• Instructions for the task
Render each line of the listing below as one string in a JSON list, leaving out any blank lines.

• Supplied data
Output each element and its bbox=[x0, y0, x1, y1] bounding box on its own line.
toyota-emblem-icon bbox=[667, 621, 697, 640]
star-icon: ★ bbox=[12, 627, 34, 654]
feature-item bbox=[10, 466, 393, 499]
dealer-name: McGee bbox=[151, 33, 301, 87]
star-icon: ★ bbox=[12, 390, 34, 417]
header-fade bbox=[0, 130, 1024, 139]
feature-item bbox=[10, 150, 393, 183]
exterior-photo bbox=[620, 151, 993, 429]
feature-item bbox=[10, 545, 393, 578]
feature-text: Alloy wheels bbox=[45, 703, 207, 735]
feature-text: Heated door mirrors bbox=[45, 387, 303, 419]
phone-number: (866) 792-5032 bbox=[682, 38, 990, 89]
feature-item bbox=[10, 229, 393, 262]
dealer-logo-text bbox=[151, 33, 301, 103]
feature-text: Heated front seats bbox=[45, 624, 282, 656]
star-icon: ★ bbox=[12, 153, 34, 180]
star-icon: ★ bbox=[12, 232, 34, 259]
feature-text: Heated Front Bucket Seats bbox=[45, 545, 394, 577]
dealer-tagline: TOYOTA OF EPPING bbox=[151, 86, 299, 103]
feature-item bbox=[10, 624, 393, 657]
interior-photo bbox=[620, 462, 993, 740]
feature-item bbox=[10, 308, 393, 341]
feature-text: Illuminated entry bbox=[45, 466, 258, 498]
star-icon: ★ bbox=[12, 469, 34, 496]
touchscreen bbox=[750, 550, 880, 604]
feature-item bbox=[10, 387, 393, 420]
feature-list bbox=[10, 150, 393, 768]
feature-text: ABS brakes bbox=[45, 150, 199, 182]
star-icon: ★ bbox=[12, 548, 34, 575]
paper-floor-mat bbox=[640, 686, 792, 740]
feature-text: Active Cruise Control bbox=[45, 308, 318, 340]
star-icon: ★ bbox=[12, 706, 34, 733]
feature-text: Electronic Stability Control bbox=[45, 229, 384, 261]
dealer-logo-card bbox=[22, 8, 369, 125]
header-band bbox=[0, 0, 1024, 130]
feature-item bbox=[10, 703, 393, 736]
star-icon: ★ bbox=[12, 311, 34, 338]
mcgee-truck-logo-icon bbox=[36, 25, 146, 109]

• The solution
[
  "Output each element and its bbox=[x0, y0, x1, y1] bounding box on its own line.",
  "toyota-emblem-icon bbox=[667, 621, 697, 640]",
  "star-icon: ★ bbox=[12, 627, 34, 654]",
  "feature-item bbox=[10, 466, 393, 499]",
  "dealer-name: McGee bbox=[151, 33, 301, 87]",
  "star-icon: ★ bbox=[12, 390, 34, 417]",
  "header-fade bbox=[0, 130, 1024, 139]",
  "feature-item bbox=[10, 150, 393, 183]",
  "exterior-photo bbox=[620, 151, 993, 429]",
  "feature-item bbox=[10, 545, 393, 578]",
  "feature-text: Alloy wheels bbox=[45, 703, 207, 735]",
  "feature-text: Heated door mirrors bbox=[45, 387, 303, 419]",
  "phone-number: (866) 792-5032 bbox=[682, 38, 990, 89]",
  "feature-item bbox=[10, 229, 393, 262]",
  "dealer-logo-text bbox=[151, 33, 301, 103]",
  "feature-text: Heated front seats bbox=[45, 624, 282, 656]",
  "star-icon: ★ bbox=[12, 153, 34, 180]",
  "star-icon: ★ bbox=[12, 232, 34, 259]",
  "feature-text: Heated Front Bucket Seats bbox=[45, 545, 394, 577]",
  "dealer-tagline: TOYOTA OF EPPING bbox=[151, 86, 299, 103]",
  "feature-item bbox=[10, 624, 393, 657]",
  "interior-photo bbox=[620, 462, 993, 740]",
  "feature-item bbox=[10, 308, 393, 341]",
  "feature-text: Illuminated entry bbox=[45, 466, 258, 498]",
  "star-icon: ★ bbox=[12, 469, 34, 496]",
  "touchscreen bbox=[750, 550, 880, 604]",
  "feature-item bbox=[10, 387, 393, 420]",
  "feature-list bbox=[10, 150, 393, 768]",
  "feature-text: ABS brakes bbox=[45, 150, 199, 182]",
  "star-icon: ★ bbox=[12, 548, 34, 575]",
  "paper-floor-mat bbox=[640, 686, 792, 740]",
  "feature-text: Active Cruise Control bbox=[45, 308, 318, 340]",
  "star-icon: ★ bbox=[12, 706, 34, 733]",
  "feature-text: Electronic Stability Control bbox=[45, 229, 384, 261]",
  "dealer-logo-card bbox=[22, 8, 369, 125]",
  "header-band bbox=[0, 0, 1024, 130]",
  "feature-item bbox=[10, 703, 393, 736]",
  "star-icon: ★ bbox=[12, 311, 34, 338]",
  "mcgee-truck-logo-icon bbox=[36, 25, 146, 109]"
]